*** MATERIAL FOR THIS TASK ***
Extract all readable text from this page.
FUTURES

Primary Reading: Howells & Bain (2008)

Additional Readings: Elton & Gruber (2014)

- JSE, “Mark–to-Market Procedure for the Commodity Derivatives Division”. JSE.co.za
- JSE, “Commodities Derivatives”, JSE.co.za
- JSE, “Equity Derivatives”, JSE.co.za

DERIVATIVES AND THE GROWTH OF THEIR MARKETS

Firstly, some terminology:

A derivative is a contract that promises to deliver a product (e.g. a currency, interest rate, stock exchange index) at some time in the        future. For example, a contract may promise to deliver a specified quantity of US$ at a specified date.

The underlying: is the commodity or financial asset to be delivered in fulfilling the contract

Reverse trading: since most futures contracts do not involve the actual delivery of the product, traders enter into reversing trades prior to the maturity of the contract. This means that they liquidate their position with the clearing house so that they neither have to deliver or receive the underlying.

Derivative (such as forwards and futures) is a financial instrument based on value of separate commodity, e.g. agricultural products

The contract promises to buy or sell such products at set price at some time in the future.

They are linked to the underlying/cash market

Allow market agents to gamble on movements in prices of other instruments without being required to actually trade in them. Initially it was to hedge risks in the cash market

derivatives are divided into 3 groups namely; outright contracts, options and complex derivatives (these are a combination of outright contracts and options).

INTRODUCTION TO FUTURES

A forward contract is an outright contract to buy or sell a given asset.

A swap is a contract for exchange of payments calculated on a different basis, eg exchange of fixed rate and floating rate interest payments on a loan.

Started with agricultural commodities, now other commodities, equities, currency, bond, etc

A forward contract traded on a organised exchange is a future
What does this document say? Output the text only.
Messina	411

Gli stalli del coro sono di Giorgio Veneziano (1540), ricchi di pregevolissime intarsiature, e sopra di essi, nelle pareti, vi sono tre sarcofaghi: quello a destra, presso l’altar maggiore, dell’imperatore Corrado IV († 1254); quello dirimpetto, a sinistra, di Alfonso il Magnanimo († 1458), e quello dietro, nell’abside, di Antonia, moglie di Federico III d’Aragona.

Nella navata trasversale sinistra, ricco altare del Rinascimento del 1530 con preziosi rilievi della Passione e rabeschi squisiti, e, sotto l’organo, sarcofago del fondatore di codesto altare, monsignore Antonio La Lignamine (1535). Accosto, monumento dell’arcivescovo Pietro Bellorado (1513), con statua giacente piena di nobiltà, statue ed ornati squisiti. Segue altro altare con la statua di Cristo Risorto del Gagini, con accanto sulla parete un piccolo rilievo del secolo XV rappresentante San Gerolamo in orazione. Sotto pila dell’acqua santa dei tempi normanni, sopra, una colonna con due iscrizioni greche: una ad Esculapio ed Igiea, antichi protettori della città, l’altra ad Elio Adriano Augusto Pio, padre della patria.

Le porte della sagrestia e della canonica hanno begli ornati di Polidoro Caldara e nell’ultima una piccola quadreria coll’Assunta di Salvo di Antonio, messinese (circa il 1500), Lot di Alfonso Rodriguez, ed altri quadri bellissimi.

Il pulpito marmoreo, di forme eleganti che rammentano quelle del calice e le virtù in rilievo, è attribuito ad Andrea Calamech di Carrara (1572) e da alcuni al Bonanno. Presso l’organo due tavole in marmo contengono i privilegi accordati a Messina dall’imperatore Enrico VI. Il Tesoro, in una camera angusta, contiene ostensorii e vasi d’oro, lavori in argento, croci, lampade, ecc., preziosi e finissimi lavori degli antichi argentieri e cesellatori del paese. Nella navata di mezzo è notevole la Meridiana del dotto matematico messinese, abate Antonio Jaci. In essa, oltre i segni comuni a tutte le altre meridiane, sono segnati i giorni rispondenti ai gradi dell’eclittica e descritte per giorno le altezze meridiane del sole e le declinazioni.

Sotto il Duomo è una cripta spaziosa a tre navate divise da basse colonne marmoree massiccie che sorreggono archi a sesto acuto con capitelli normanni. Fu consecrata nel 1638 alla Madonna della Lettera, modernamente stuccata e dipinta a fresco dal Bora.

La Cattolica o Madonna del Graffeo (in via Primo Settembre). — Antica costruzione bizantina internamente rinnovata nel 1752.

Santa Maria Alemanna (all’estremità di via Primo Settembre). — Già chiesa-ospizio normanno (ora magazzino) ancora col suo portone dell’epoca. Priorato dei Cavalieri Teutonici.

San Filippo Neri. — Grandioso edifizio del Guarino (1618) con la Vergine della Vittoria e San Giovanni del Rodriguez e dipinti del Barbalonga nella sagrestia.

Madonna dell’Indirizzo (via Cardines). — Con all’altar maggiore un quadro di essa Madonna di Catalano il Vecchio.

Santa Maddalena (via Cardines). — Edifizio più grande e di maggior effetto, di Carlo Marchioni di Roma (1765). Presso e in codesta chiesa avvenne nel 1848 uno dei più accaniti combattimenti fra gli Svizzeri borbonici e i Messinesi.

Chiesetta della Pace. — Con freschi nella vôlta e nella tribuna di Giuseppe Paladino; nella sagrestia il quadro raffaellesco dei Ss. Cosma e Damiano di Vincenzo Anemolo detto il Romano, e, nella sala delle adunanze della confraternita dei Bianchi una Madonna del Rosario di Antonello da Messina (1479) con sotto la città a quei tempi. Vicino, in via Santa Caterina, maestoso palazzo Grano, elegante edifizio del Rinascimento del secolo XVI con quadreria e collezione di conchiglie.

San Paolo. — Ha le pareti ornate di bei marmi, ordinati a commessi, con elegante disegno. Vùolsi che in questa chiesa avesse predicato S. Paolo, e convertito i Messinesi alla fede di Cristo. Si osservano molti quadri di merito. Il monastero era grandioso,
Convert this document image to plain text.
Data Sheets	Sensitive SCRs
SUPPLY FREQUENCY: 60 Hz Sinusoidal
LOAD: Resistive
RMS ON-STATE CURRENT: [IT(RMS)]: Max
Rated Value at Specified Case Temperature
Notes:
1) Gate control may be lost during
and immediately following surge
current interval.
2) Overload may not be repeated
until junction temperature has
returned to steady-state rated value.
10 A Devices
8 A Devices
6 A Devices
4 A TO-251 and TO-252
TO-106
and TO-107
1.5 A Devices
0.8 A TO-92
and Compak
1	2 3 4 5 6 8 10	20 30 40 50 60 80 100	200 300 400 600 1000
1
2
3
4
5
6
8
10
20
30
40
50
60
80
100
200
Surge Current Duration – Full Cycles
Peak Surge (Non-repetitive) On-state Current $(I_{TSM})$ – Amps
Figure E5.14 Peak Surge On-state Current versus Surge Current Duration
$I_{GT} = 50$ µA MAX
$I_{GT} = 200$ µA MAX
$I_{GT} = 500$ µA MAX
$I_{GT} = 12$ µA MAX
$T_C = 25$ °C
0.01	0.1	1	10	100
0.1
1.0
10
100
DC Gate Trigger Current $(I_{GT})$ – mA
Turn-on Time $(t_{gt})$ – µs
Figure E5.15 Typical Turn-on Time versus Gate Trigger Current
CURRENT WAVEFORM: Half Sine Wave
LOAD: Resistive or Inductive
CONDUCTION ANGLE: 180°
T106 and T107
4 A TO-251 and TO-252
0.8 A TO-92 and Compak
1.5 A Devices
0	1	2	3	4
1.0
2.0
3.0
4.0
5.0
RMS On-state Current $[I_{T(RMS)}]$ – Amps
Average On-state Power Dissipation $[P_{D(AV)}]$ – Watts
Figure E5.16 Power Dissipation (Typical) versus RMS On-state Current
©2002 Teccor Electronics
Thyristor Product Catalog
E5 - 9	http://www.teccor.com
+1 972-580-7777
***
The lines above should be duplicated exactly.

▶ [FINAL RESULT]
Extract all readable text from this page.
FUTURES

Primary Reading: Howells & Bain (2008)

Additional Readings: Elton & Gruber (2014)

- JSE, “Mark–to-Market Procedure for the Commodity Derivatives Division”. JSE.co.za
- JSE, “Commodities Derivatives”, JSE.co.za
- JSE, “Equity Derivatives”, JSE.co.za

DERIVATIVES AND THE GROWTH OF THEIR MARKETS

Firstly, some terminology:

A derivative is a contract that promises to deliver a product (e.g. a currency, interest rate, stock exchange index) at some time in the        future. For example, a contract may promise to deliver a specified quantity of US$ at a specified date.

The underlying: is the commodity or financial asset to be delivered in fulfilling the contract

Reverse trading: since most futures contracts do not involve the actual delivery of the product, traders enter into reversing trades prior to the maturity of the contract. This means that they liquidate their position with the clearing house so that they neither have to deliver or receive the underlying.

Derivative (such as forwards and futures) is a financial instrument based on value of separate commodity, e.g. agricultural products

The contract promises to buy or sell such products at set price at some time in the future.

They are linked to the underlying/cash market

Allow market agents to gamble on movements in prices of other instruments without being required to actually trade in them. Initially it was to hedge risks in the cash market

derivatives are divided into 3 groups namely; outright contracts, options and complex derivatives (these are a combination of outright contracts and options).

INTRODUCTION TO FUTURES

A forward contract is an outright contract to buy or sell a given asset.

A swap is a contract for exchange of payments calculated on a different basis, eg exchange of fixed rate and floating rate interest payments on a loan.

Started with agricultural commodities, now other commodities, equities, currency, bond, etc

A forward contract traded on a organised exchange is a future
What does this document say? Output the text only.
Messina	411

Gli stalli del coro sono di Giorgio Veneziano (1540), ricchi di pregevolissime intarsiature, e sopra di essi, nelle pareti, vi sono tre sarcofaghi: quello a destra, presso l’altar maggiore, dell’imperatore Corrado IV († 1254); quello dirimpetto, a sinistra, di Alfonso il Magnanimo († 1458), e quello dietro, nell’abside, di Antonia, moglie di Federico III d’Aragona.

Nella navata trasversale sinistra, ricco altare del Rinascimento del 1530 con preziosi rilievi della Passione e rabeschi squisiti, e, sotto l’organo, sarcofago del fondatore di codesto altare, monsignore Antonio La Lignamine (1535). Accosto, monumento dell’arcivescovo Pietro Bellorado (1513), con statua giacente piena di nobiltà, statue ed ornati squisiti. Segue altro altare con la statua di Cristo Risorto del Gagini, con accanto sulla parete un piccolo rilievo del secolo XV rappresentante San Gerolamo in orazione. Sotto pila dell’acqua santa dei tempi normanni, sopra, una colonna con due iscrizioni greche: una ad Esculapio ed Igiea, antichi protettori della città, l’altra ad Elio Adriano Augusto Pio, padre della patria.

Le porte della sagrestia e della canonica hanno begli ornati di Polidoro Caldara e nell’ultima una piccola quadreria coll’Assunta di Salvo di Antonio, messinese (circa il 1500), Lot di Alfonso Rodriguez, ed altri quadri bellissimi.

Il pulpito marmoreo, di forme eleganti che rammentano quelle del calice e le virtù in rilievo, è attribuito ad Andrea Calamech di Carrara (1572) e da alcuni al Bonanno. Presso l’organo due tavole in marmo contengono i privilegi accordati a Messina dall’imperatore Enrico VI. Il Tesoro, in una camera angusta, contiene ostensorii e vasi d’oro, lavori in argento, croci, lampade, ecc., preziosi e finissimi lavori degli antichi argentieri e cesellatori del paese. Nella navata di mezzo è notevole la Meridiana del dotto matematico messinese, abate Antonio Jaci. In essa, oltre i segni comuni a tutte le altre meridiane, sono segnati i giorni rispondenti ai gradi dell’eclittica e descritte per giorno le altezze meridiane del sole e le declinazioni.

Sotto il Duomo è una cripta spaziosa a tre navate divise da basse colonne marmoree massiccie che sorreggono archi a sesto acuto con capitelli normanni. Fu consecrata nel 1638 alla Madonna della Lettera, modernamente stuccata e dipinta a fresco dal Bora.

La Cattolica o Madonna del Graffeo (in via Primo Settembre). — Antica costruzione bizantina internamente rinnovata nel 1752.

Santa Maria Alemanna (all’estremità di via Primo Settembre). — Già chiesa-ospizio normanno (ora magazzino) ancora col suo portone dell’epoca. Priorato dei Cavalieri Teutonici.

San Filippo Neri. — Grandioso edifizio del Guarino (1618) con la Vergine della Vittoria e San Giovanni del Rodriguez e dipinti del Barbalonga nella sagrestia.

Madonna dell’Indirizzo (via Cardines). — Con all’altar maggiore un quadro di essa Madonna di Catalano il Vecchio.

Santa Maddalena (via Cardines). — Edifizio più grande e di maggior effetto, di Carlo Marchioni di Roma (1765). Presso e in codesta chiesa avvenne nel 1848 uno dei più accaniti combattimenti fra gli Svizzeri borbonici e i Messinesi.

Chiesetta della Pace. — Con freschi nella vôlta e nella tribuna di Giuseppe Paladino; nella sagrestia il quadro raffaellesco dei Ss. Cosma e Damiano di Vincenzo Anemolo detto il Romano, e, nella sala delle adunanze della confraternita dei Bianchi una Madonna del Rosario di Antonello da Messina (1479) con sotto la città a quei tempi. Vicino, in via Santa Caterina, maestoso palazzo Grano, elegante edifizio del Rinascimento del secolo XVI con quadreria e collezione di conchiglie.

San Paolo. — Ha le pareti ornate di bei marmi, ordinati a commessi, con elegante disegno. Vùolsi che in questa chiesa avesse predicato S. Paolo, e convertito i Messinesi alla fede di Cristo. Si osservano molti quadri di merito. Il monastero era grandioso,
Convert this document image to plain text.
Data Sheets	Sensitive SCRs
SUPPLY FREQUENCY: 60 Hz Sinusoidal
LOAD: Resistive
RMS ON-STATE CURRENT: [IT(RMS)]: Max
Rated Value at Specified Case Temperature
Notes:
1) Gate control may be lost during
and immediately following surge
current interval.
2) Overload may not be repeated
until junction temperature has
returned to steady-state rated value.
10 A Devices
8 A Devices
6 A Devices
4 A TO-251 and TO-252
TO-106
and TO-107
1.5 A Devices
0.8 A TO-92
and Compak
1	2 3 4 5 6 8 10	20 30 40 50 60 80 100	200 300 400 600 1000
1
2
3
4
5
6
8
10
20
30
40
50
60
80
100
200
Surge Current Duration – Full Cycles
Peak Surge (Non-repetitive) On-state Current $(I_{TSM})$ – Amps
Figure E5.14 Peak Surge On-state Current versus Surge Current Duration
$I_{GT} = 50$ µA MAX
$I_{GT} = 200$ µA MAX
$I_{GT} = 500$ µA MAX
$I_{GT} = 12$ µA MAX
$T_C = 25$ °C
0.01	0.1	1	10	100
0.1
1.0
10
100
DC Gate Trigger Current $(I_{GT})$ – mA
Turn-on Time $(t_{gt})$ – µs
Figure E5.15 Typical Turn-on Time versus Gate Trigger Current
CURRENT WAVEFORM: Half Sine Wave
LOAD: Resistive or Inductive
CONDUCTION ANGLE: 180°
T106 and T107
4 A TO-251 and TO-252
0.8 A TO-92 and Compak
1.5 A Devices
0	1	2	3	4
1.0
2.0
3.0
4.0
5.0
RMS On-state Current $[I_{T(RMS)}]$ – Amps
Average On-state Power Dissipation $[P_{D(AV)}]$ – Watts
Figure E5.16 Power Dissipation (Typical) versus RMS On-state Current
©2002 Teccor Electronics
Thyristor Product Catalog
E5 - 9	http://www.teccor.com
+1 972-580-7777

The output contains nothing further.